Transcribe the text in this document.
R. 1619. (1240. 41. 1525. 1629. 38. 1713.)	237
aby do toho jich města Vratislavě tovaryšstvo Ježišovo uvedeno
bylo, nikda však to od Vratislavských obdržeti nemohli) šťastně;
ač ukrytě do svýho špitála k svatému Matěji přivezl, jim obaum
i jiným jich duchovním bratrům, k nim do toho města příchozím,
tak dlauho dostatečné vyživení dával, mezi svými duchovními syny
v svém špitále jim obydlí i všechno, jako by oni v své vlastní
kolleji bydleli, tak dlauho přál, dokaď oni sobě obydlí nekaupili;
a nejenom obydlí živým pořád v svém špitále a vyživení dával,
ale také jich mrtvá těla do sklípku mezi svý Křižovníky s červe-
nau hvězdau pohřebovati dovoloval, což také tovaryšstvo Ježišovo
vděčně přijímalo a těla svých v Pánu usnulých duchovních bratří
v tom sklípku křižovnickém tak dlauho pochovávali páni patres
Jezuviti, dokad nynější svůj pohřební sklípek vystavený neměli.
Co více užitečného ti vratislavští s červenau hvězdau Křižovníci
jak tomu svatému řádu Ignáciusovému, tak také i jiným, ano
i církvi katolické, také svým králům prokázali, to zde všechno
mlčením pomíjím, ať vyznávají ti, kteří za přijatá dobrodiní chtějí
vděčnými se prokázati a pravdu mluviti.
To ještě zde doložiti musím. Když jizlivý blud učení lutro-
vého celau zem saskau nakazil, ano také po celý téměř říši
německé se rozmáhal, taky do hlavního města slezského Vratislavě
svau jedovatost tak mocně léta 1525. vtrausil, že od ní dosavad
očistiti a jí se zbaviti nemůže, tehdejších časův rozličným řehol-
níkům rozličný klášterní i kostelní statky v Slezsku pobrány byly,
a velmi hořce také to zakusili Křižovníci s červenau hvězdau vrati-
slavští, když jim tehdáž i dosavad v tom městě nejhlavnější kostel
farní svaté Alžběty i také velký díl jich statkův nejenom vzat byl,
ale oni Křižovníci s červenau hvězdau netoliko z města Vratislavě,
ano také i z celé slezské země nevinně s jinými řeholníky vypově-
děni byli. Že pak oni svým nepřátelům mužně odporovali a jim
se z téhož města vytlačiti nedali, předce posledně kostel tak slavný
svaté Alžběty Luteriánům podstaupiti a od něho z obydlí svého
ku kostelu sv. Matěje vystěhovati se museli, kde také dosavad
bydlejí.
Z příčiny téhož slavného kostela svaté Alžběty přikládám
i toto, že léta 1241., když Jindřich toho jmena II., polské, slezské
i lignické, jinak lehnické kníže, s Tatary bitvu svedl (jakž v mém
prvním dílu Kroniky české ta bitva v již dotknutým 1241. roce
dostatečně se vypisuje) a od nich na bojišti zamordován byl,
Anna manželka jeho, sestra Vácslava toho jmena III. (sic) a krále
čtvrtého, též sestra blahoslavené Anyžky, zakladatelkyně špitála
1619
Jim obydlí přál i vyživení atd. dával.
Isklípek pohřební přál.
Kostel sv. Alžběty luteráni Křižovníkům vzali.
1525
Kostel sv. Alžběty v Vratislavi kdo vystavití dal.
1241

* [Job] Gather all the lines that include the word "toho" and copy them out.

* [Expected answer]
aby do toho jich města Vratislavě tovaryšstvo Ježišovo uvedeno
i jiným jich duchovním bratrům, k nim do toho města příchozím,
i toto, že léta 1241., když Jindřich toho jmena II., polské, slezské
Anna manželka jeho, sestra Vácslava toho jmena III. (sic) a krále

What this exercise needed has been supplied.